> **Exercise description**: Select the lines that contain "title" and copy each of them.

(Figure record listings)
--- begin ---
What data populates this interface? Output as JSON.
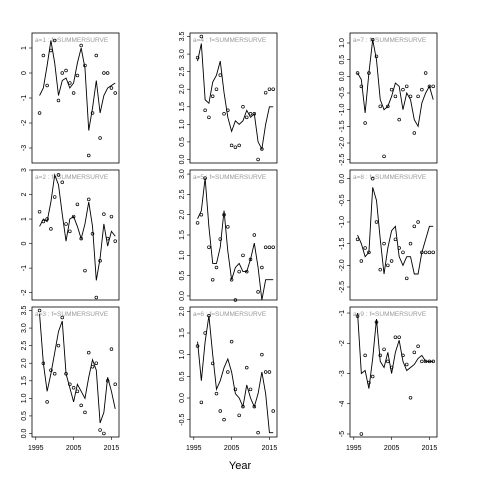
{
  "xlabel": "Year",
  "chart_data": [
    {
      "type": "scatter",
      "title": "a=1 : f=SUMMERSURVE",
      "x": [
        1996,
        1997,
        1998,
        1999,
        2000,
        2001,
        2002,
        2003,
        2004,
        2005,
        2006,
        2007,
        2008,
        2009,
        2010,
        2011,
        2012,
        2013,
        2014,
        2015,
        2016
      ],
      "xlim": [
        1994,
        2017
      ],
      "ylim": [
        -3.6,
        1.6
      ],
      "yticks": [
        -3,
        -2,
        -1,
        0,
        1
      ],
      "color": "#000000",
      "series": [
        {
          "mark": "point",
          "values": [
            -1.6,
            0.7,
            -0.5,
            0.9,
            1.3,
            -1.1,
            0.0,
            0.1,
            -0.4,
            -0.8,
            -0.1,
            1.1,
            0.3,
            -3.3,
            -1.6,
            0.7,
            -2.6,
            0.0,
            0.0,
            -0.6,
            -0.8
          ]
        },
        {
          "mark": "line",
          "values": [
            -0.9,
            -0.6,
            0.3,
            1.3,
            0.4,
            -0.9,
            -0.3,
            -0.2,
            -0.6,
            -0.4,
            0.4,
            1.0,
            0.2,
            -2.3,
            -1.4,
            -0.3,
            -1.6,
            -0.9,
            -0.6,
            -0.5,
            -0.4
          ]
        }
      ]
    },
    {
      "type": "scatter",
      "title": "a=2 : f=SUMMERSURVE",
      "x": [
        1996,
        1997,
        1998,
        1999,
        2000,
        2001,
        2002,
        2003,
        2004,
        2005,
        2006,
        2007,
        2008,
        2009,
        2010,
        2011,
        2012,
        2013,
        2014,
        2015,
        2016
      ],
      "xlim": [
        1994,
        2017
      ],
      "ylim": [
        -2.3,
        3.0
      ],
      "yticks": [
        -2,
        -1,
        0,
        1,
        2,
        3
      ],
      "color": "#000000",
      "series": [
        {
          "mark": "point",
          "values": [
            1.3,
            0.9,
            1.0,
            0.6,
            1.9,
            2.8,
            2.5,
            0.8,
            0.5,
            1.1,
            1.6,
            0.2,
            -1.1,
            1.8,
            0.4,
            -2.2,
            -0.7,
            1.2,
            0.2,
            1.1,
            0.1
          ]
        },
        {
          "mark": "line",
          "values": [
            0.7,
            1.0,
            0.9,
            1.7,
            2.8,
            2.4,
            1.2,
            0.1,
            1.0,
            1.1,
            0.7,
            0.2,
            0.8,
            1.7,
            0.7,
            -1.5,
            -0.6,
            0.8,
            -0.1,
            0.5,
            0.3
          ]
        }
      ]
    },
    {
      "type": "scatter",
      "title": "a=3 : f=SUMMERSURVE",
      "x": [
        1996,
        1997,
        1998,
        1999,
        2000,
        2001,
        2002,
        2003,
        2004,
        2005,
        2006,
        2007,
        2008,
        2009,
        2010,
        2011,
        2012,
        2013,
        2014,
        2015,
        2016
      ],
      "xlim": [
        1994,
        2017
      ],
      "xticks": [
        1995,
        2005,
        2015
      ],
      "ylim": [
        -0.1,
        3.6
      ],
      "yticks": [
        {
          "value": 0,
          "label": "0.0"
        },
        0.5,
        {
          "value": 1,
          "label": "1.0"
        },
        1.5,
        {
          "value": 2,
          "label": "2.0"
        },
        2.5,
        {
          "value": 3,
          "label": "3.0"
        },
        3.5
      ],
      "color": "#000000",
      "series": [
        {
          "mark": "point",
          "values": [
            3.5,
            2.0,
            0.9,
            1.8,
            1.7,
            2.5,
            3.3,
            1.7,
            1.4,
            1.3,
            1.2,
            0.8,
            0.6,
            2.3,
            1.9,
            2.0,
            0.1,
            0.0,
            1.5,
            2.4,
            1.4
          ]
        },
        {
          "mark": "line",
          "values": [
            3.4,
            2.0,
            1.2,
            1.7,
            2.3,
            2.9,
            3.2,
            1.7,
            1.3,
            0.9,
            1.4,
            1.2,
            1.0,
            1.6,
            2.1,
            1.8,
            0.3,
            0.6,
            1.6,
            1.2,
            0.7
          ]
        }
      ]
    },
    {
      "type": "scatter",
      "title": "a=4 : f=SUMMERSURVE",
      "x": [
        1996,
        1997,
        1998,
        1999,
        2000,
        2001,
        2002,
        2003,
        2004,
        2005,
        2006,
        2007,
        2008,
        2009,
        2010,
        2011,
        2012,
        2013,
        2014,
        2015,
        2016
      ],
      "xlim": [
        1994,
        2017
      ],
      "ylim": [
        -0.1,
        3.6
      ],
      "yticks": [
        {
          "value": 0,
          "label": "0.0"
        },
        0.5,
        {
          "value": 1,
          "label": "1.0"
        },
        1.5,
        {
          "value": 2,
          "label": "2.0"
        },
        2.5,
        {
          "value": 3,
          "label": "3.0"
        },
        3.5
      ],
      "color": "#000000",
      "series": [
        {
          "mark": "point",
          "values": [
            2.9,
            3.5,
            1.4,
            1.2,
            1.8,
            2.0,
            2.4,
            1.3,
            1.4,
            0.4,
            0.35,
            0.4,
            1.5,
            1.2,
            1.3,
            1.3,
            0.0,
            0.3,
            1.9,
            2.0,
            2.0
          ]
        },
        {
          "mark": "line",
          "values": [
            2.8,
            3.3,
            1.7,
            1.6,
            2.2,
            2.4,
            2.8,
            1.9,
            1.2,
            0.8,
            1.1,
            1.0,
            1.1,
            1.4,
            1.2,
            1.3,
            0.5,
            0.3,
            1.0,
            1.5,
            1.5
          ]
        }
      ]
    },
    {
      "type": "scatter",
      "title": "a=5 : f=SUMMERSURVE",
      "x": [
        1996,
        1997,
        1998,
        1999,
        2000,
        2001,
        2002,
        2003,
        2004,
        2005,
        2006,
        2007,
        2008,
        2009,
        2010,
        2011,
        2012,
        2013,
        2014,
        2015,
        2016
      ],
      "xlim": [
        1994,
        2017
      ],
      "ylim": [
        -0.1,
        3.1
      ],
      "yticks": [
        {
          "value": 0,
          "label": "0.0"
        },
        0.5,
        {
          "value": 1,
          "label": "1.0"
        },
        1.5,
        {
          "value": 2,
          "label": "2.0"
        },
        2.5,
        {
          "value": 3,
          "label": "3.0"
        }
      ],
      "color": "#000000",
      "series": [
        {
          "mark": "point",
          "values": [
            1.8,
            2.0,
            2.9,
            1.2,
            0.4,
            0.7,
            1.4,
            2.0,
            1.7,
            0.4,
            -0.1,
            0.6,
            1.0,
            0.6,
            0.9,
            1.5,
            0.1,
            0.7,
            1.2,
            1.2,
            1.2
          ]
        },
        {
          "mark": "line",
          "values": [
            1.9,
            2.1,
            2.9,
            1.7,
            0.8,
            0.8,
            1.2,
            2.1,
            1.1,
            0.4,
            0.7,
            0.8,
            0.6,
            0.6,
            0.9,
            1.3,
            0.7,
            -0.1,
            0.4,
            0.4,
            0.4
          ]
        }
      ]
    },
    {
      "type": "scatter",
      "title": "a=6 : f=SUMMERSURVE",
      "x": [
        1996,
        1997,
        1998,
        1999,
        2000,
        2001,
        2002,
        2003,
        2004,
        2005,
        2006,
        2007,
        2008,
        2009,
        2010,
        2011,
        2012,
        2013,
        2014,
        2015,
        2016
      ],
      "xlim": [
        1994,
        2017
      ],
      "xticks": [
        1995,
        2005,
        2015
      ],
      "ylim": [
        -0.9,
        2.1
      ],
      "yticks": [
        -0.5,
        {
          "value": 0,
          "label": "0.0"
        },
        0.5,
        {
          "value": 1,
          "label": "1.0"
        },
        1.5,
        {
          "value": 2,
          "label": "2.0"
        }
      ],
      "color": "#000000",
      "series": [
        {
          "mark": "point",
          "values": [
            1.2,
            -0.1,
            1.5,
            1.9,
            0.8,
            0.1,
            -0.3,
            -0.5,
            0.6,
            1.3,
            0.2,
            -0.4,
            -0.2,
            0.7,
            0.2,
            -0.2,
            -0.8,
            1.0,
            0.6,
            0.6,
            -0.3
          ]
        },
        {
          "mark": "line",
          "values": [
            1.3,
            0.4,
            1.3,
            1.9,
            1.0,
            0.2,
            0.4,
            0.7,
            0.9,
            0.6,
            0.1,
            0.0,
            -0.2,
            0.3,
            0.0,
            -0.2,
            0.1,
            0.6,
            0.1,
            -0.8,
            -0.8
          ]
        }
      ]
    },
    {
      "type": "scatter",
      "title": "a=7 : f=SUMMERSURVE",
      "x": [
        1996,
        1997,
        1998,
        1999,
        2000,
        2001,
        2002,
        2003,
        2004,
        2005,
        2006,
        2007,
        2008,
        2009,
        2010,
        2011,
        2012,
        2013,
        2014,
        2015,
        2016
      ],
      "xlim": [
        1994,
        2017
      ],
      "ylim": [
        -2.6,
        1.3
      ],
      "yticks": [
        -2.5,
        {
          "value": -2,
          "label": "-2.0"
        },
        -1.5,
        {
          "value": -1,
          "label": "-1.0"
        },
        -0.5,
        {
          "value": 0,
          "label": "0.0"
        },
        0.5,
        {
          "value": 1,
          "label": "1.0"
        }
      ],
      "color": "#000000",
      "series": [
        {
          "mark": "point",
          "values": [
            0.1,
            -0.3,
            -1.4,
            0.1,
            1.1,
            0.6,
            -0.9,
            -2.4,
            -0.9,
            -0.4,
            -0.6,
            -1.3,
            -0.4,
            -0.3,
            -0.6,
            -1.7,
            -0.6,
            -0.4,
            0.1,
            -0.3,
            -0.3
          ]
        },
        {
          "mark": "line",
          "values": [
            0.1,
            -0.1,
            -1.1,
            0.1,
            1.1,
            0.5,
            -0.7,
            -1.0,
            -0.9,
            -0.6,
            -0.2,
            -0.3,
            -1.0,
            -0.5,
            -0.7,
            -1.3,
            -1.5,
            -0.8,
            -0.5,
            -0.3,
            -0.7
          ]
        }
      ]
    },
    {
      "type": "scatter",
      "title": "a=8 : f=SUMMERSURVE",
      "x": [
        1996,
        1997,
        1998,
        1999,
        2000,
        2001,
        2002,
        2003,
        2004,
        2005,
        2006,
        2007,
        2008,
        2009,
        2010,
        2011,
        2012,
        2013,
        2014,
        2015,
        2016
      ],
      "xlim": [
        1994,
        2017
      ],
      "ylim": [
        -2.8,
        0.2
      ],
      "yticks": [
        -2.5,
        {
          "value": -2,
          "label": "-2.0"
        },
        -1.5,
        {
          "value": -1,
          "label": "-1.0"
        },
        -0.5,
        {
          "value": 0,
          "label": "0.0"
        }
      ],
      "color": "#000000",
      "series": [
        {
          "mark": "point",
          "values": [
            -1.4,
            -1.9,
            -1.6,
            -1.7,
            0.0,
            -1.0,
            -2.1,
            -1.5,
            -2.0,
            -1.9,
            -1.4,
            -1.6,
            -1.7,
            -2.3,
            -1.5,
            -1.1,
            -1.0,
            -1.7,
            -1.7,
            -1.7,
            -1.7
          ]
        },
        {
          "mark": "line",
          "values": [
            -1.3,
            -1.5,
            -1.8,
            -1.7,
            -0.2,
            -0.5,
            -1.4,
            -2.2,
            -1.6,
            -1.2,
            -1.1,
            -1.8,
            -2.0,
            -1.8,
            -1.8,
            -2.2,
            -2.2,
            -1.7,
            -1.4,
            -1.1,
            -1.1
          ]
        }
      ]
    },
    {
      "type": "scatter",
      "title": "a=9 : f=SUMMERSURVE",
      "x": [
        1996,
        1997,
        1998,
        1999,
        2000,
        2001,
        2002,
        2003,
        2004,
        2005,
        2006,
        2007,
        2008,
        2009,
        2010,
        2011,
        2012,
        2013,
        2014,
        2015,
        2016
      ],
      "xlim": [
        1994,
        2017
      ],
      "xticks": [
        1995,
        2005,
        2015
      ],
      "ylim": [
        -5.1,
        -0.8
      ],
      "yticks": [
        -5,
        -4,
        -3,
        -2,
        -1
      ],
      "color": "#000000",
      "series": [
        {
          "mark": "point",
          "values": [
            -1.1,
            -5.0,
            -2.4,
            -3.3,
            -3.1,
            -1.3,
            -2.4,
            -2.2,
            -2.6,
            -2.8,
            -1.8,
            -1.8,
            -2.4,
            -2.7,
            -3.8,
            -2.3,
            -2.1,
            -2.6,
            -2.6,
            -2.6,
            -2.6
          ]
        },
        {
          "mark": "line",
          "values": [
            -1.0,
            -3.0,
            -2.9,
            -3.5,
            -2.5,
            -1.2,
            -2.6,
            -2.8,
            -2.3,
            -3.0,
            -2.3,
            -1.9,
            -2.6,
            -2.9,
            -2.8,
            -2.7,
            -2.5,
            -2.4,
            -2.6,
            -2.6,
            -2.6
          ]
        }
      ]
    }
  ]
}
--- end ---
> **Solution**:
      "title": "a=1 : f=SUMMERSURVE",
      "title": "a=2 : f=SUMMERSURVE",
      "title": "a=3 : f=SUMMERSURVE",
      "title": "a=4 : f=SUMMERSURVE",
      "title": "a=5 : f=SUMMERSURVE",
      "title": "a=6 : f=SUMMERSURVE",
      "title": "a=7 : f=SUMMERSURVE",
      "title": "a=8 : f=SUMMERSURVE",
      "title": "a=9 : f=SUMMERSURVE",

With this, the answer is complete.